:: What to produce ::
Find how many lines in the data below mention "hatch". Give the number only.

────────────────────────────────────────

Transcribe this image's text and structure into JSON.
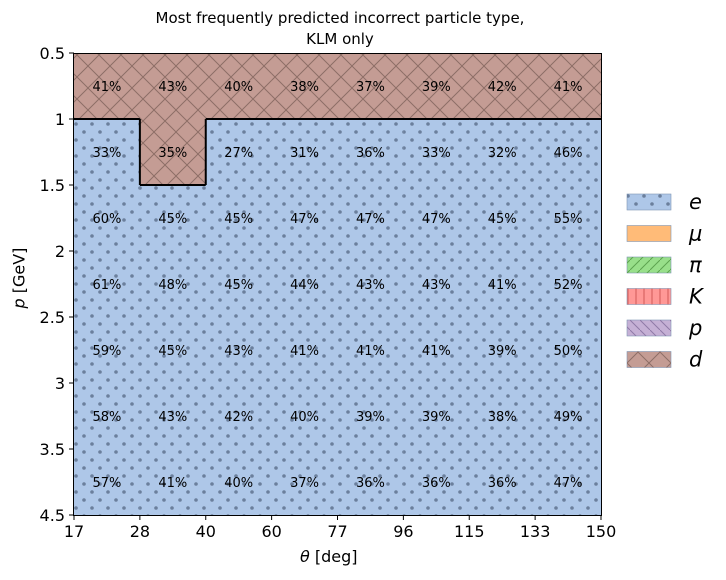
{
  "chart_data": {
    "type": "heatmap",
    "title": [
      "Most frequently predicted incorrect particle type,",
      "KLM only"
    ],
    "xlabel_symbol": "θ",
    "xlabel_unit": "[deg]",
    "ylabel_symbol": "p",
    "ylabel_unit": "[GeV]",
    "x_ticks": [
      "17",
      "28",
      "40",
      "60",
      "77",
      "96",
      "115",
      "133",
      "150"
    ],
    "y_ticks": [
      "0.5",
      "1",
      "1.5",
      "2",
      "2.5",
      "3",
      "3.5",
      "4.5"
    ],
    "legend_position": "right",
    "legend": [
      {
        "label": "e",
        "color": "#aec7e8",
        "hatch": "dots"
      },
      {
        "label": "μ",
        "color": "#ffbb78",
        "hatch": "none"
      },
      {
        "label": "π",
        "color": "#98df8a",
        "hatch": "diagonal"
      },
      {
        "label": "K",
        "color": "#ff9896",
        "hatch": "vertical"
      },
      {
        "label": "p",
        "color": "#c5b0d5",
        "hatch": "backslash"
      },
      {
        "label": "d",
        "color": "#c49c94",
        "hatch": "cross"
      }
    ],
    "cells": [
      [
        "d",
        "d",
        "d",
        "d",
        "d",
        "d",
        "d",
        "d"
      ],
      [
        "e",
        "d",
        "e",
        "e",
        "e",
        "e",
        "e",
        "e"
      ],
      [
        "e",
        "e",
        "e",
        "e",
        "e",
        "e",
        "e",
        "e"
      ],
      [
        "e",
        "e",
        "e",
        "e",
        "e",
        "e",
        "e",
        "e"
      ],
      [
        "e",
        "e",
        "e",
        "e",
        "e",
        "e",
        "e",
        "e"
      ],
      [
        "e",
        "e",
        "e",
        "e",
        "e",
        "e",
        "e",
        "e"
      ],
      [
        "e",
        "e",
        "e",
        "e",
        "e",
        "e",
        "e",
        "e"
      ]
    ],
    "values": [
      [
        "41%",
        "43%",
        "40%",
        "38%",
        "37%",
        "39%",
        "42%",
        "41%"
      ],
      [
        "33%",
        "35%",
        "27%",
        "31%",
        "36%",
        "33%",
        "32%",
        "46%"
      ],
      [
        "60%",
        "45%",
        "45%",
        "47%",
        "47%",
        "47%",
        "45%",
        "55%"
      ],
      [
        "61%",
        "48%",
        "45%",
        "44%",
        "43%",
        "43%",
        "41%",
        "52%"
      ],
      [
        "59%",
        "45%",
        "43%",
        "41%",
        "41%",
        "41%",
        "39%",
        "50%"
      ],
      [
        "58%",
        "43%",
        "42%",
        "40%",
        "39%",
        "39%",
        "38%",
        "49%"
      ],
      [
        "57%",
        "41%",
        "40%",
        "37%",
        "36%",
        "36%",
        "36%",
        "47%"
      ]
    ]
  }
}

────────────────────────────────────────

:: Complete output ::
6